-- start Working data --
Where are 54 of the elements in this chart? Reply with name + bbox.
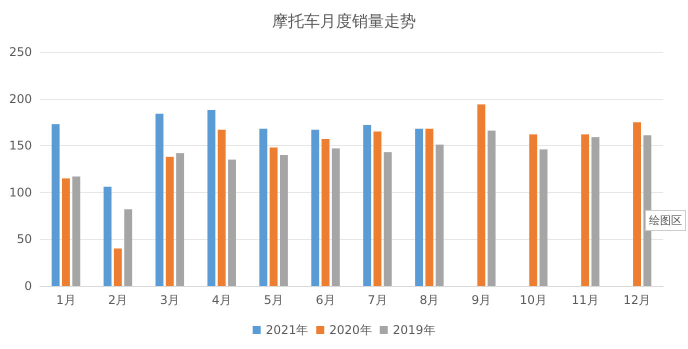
chart-title: 摩托车月度销量走势 [272,12,416,30]
x-tick-label: 1月 [56,293,76,307]
bar [488,130,496,286]
x-tick-label: 9月 [471,293,492,307]
bar [332,148,340,286]
legend-label: 2019年 [392,323,436,337]
bar [373,132,382,286]
x-tick-label: 7月 [368,293,388,307]
legend-label: 2021年 [266,323,308,337]
bar [633,122,642,286]
x-tick-label: 3月 [160,293,180,307]
bar [477,104,486,286]
x-tick-label: 12月 [623,293,651,307]
y-tick-label: 50 [16,232,32,246]
bar [228,160,236,286]
bar [415,128,424,286]
x-tick-label: 10月 [520,293,547,307]
bar [591,137,600,286]
x-tick-label: 5月 [264,293,284,307]
bar [540,149,548,286]
bar [270,147,278,286]
y-tick-label: 0 [24,279,32,293]
bar [425,128,434,286]
y-tick-label: 150 [9,138,32,153]
bar [311,130,320,286]
x-tick-label: 6月 [316,293,336,307]
annotation: 绘图区 [645,210,686,231]
y-tick-label: 250 [9,45,32,59]
x-tick-label: 8月 [420,293,440,307]
y-tick-label: 100 [9,185,32,200]
bar [363,125,372,286]
bar [166,156,174,286]
x-tick-label: 11月 [571,293,599,307]
legend-label: 2020年 [329,323,372,337]
x-tick-label: 2月 [108,293,128,307]
bar [156,114,164,286]
bar [529,134,538,286]
x-tick-label: 4月 [212,293,232,307]
bar [52,124,60,286]
bar [207,110,216,286]
bar [436,144,444,286]
bar [384,152,392,286]
bar [259,128,268,286]
bar [62,178,70,286]
bar [176,153,184,286]
bar [218,130,226,286]
y-tick-label: 200 [9,92,32,106]
bar [280,154,288,286]
bar [581,134,590,286]
bar [322,139,330,286]
bar [104,186,112,286]
bar [124,209,132,286]
bar [72,176,80,286]
bar [114,248,122,286]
-- end Working data --
- Task directions
Recast the records from the line containing "chart-title: 摩托车月度销量走势 [272,12,416,30]" up to and including the line containing "legend-label: 2020年 [329,323,372,337]" as a Markdown table with two columns, No. and Record Line, numbering each row and leaving out any blank lines.

- Written response
| No. | Record Line |
|---|---|
| 1 | chart-title: 摩托车月度销量走势 [272,12,416,30] |
| 2 | x-tick-label: 1月 [56,293,76,307] |
| 3 | bar [488,130,496,286] |
| 4 | x-tick-label: 9月 [471,293,492,307] |
| 5 | bar [332,148,340,286] |
| 6 | legend-label: 2019年 [392,323,436,337] |
| 7 | bar [373,132,382,286] |
| 8 | x-tick-label: 7月 [368,293,388,307] |
| 9 | legend-label: 2021年 [266,323,308,337] |
| 10 | bar [633,122,642,286] |
| 11 | x-tick-label: 3月 [160,293,180,307] |
| 12 | bar [477,104,486,286] |
| 13 | x-tick-label: 12月 [623,293,651,307] |
| 14 | y-tick-label: 50 [16,232,32,246] |
| 15 | bar [228,160,236,286] |
| 16 | bar [415,128,424,286] |
| 17 | x-tick-label: 10月 [520,293,547,307] |
| 18 | bar [591,137,600,286] |
| 19 | x-tick-label: 5月 [264,293,284,307] |
| 20 | bar [540,149,548,286] |
| 21 | bar [270,147,278,286] |
| 22 | y-tick-label: 0 [24,279,32,293] |
| 23 | bar [425,128,434,286] |
| 24 | y-tick-label: 150 [9,138,32,153] |
| 25 | bar [311,130,320,286] |
| 26 | x-tick-label: 6月 [316,293,336,307] |
| 27 | annotation: 绘图区 [645,210,686,231] |
| 28 | y-tick-label: 250 [9,45,32,59] |
| 29 | x-tick-label: 8月 [420,293,440,307] |
| 30 | y-tick-label: 100 [9,185,32,200] |
| 31 | bar [363,125,372,286] |
| 32 | bar [166,156,174,286] |
| 33 | x-tick-label: 11月 [571,293,599,307] |
| 34 | legend-label: 2020年 [329,323,372,337] |